What is asked: Count how many lines hold the string "Column". Give that number alone.

Given information:
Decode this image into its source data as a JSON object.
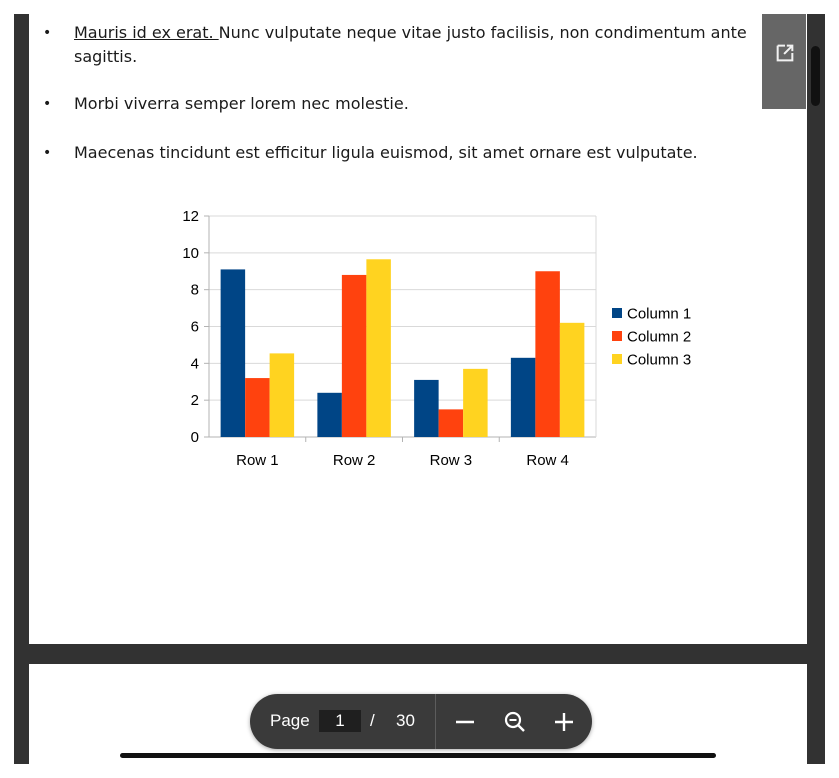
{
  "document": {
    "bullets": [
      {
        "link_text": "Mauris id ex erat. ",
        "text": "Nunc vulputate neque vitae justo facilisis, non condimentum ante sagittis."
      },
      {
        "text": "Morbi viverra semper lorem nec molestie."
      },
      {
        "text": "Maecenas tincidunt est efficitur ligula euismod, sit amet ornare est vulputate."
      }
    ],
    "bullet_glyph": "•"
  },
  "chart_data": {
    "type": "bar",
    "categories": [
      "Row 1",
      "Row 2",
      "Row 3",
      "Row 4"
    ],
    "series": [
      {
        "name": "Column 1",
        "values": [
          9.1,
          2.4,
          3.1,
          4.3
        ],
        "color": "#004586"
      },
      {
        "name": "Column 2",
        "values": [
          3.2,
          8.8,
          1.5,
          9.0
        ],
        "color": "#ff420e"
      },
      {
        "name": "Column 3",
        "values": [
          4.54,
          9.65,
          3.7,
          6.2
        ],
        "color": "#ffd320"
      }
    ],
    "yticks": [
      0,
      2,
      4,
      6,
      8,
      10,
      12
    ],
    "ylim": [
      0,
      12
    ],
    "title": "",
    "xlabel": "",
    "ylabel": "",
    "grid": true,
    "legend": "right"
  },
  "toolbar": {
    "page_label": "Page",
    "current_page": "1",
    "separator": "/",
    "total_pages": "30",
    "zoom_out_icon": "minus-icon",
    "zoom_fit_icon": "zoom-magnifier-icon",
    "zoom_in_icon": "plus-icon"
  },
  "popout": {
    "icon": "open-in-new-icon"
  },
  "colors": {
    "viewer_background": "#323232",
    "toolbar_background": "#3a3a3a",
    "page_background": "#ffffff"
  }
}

--

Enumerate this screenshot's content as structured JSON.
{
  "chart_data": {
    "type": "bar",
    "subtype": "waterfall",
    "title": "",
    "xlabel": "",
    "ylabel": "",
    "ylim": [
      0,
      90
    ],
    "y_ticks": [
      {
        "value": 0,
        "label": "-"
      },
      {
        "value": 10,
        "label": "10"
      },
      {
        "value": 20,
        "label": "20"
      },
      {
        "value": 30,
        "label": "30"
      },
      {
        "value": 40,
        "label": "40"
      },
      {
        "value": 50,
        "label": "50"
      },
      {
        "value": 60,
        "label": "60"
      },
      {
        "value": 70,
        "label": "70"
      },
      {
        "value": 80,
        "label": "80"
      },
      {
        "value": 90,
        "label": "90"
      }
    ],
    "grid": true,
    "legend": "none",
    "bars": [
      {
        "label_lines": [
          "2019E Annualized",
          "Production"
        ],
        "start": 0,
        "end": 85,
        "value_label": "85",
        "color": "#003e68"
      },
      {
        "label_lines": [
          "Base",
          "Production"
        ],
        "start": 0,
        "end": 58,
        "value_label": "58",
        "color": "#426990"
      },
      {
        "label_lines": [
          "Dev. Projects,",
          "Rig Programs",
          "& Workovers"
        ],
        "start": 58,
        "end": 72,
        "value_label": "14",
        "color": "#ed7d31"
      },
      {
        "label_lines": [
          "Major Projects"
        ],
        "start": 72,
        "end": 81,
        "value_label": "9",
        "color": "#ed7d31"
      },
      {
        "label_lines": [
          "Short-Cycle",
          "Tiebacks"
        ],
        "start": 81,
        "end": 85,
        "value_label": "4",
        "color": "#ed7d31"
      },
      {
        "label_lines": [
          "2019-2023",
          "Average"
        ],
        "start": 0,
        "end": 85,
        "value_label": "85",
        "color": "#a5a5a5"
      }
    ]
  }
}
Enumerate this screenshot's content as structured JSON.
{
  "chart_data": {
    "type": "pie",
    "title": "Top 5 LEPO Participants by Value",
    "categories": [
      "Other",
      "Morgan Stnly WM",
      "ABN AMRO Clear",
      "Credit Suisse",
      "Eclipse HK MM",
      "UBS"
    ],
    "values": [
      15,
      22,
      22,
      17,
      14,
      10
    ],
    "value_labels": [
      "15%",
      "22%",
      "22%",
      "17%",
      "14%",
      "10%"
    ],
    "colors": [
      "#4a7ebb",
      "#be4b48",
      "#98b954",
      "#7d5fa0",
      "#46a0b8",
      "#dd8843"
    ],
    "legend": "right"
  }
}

Written solution: 3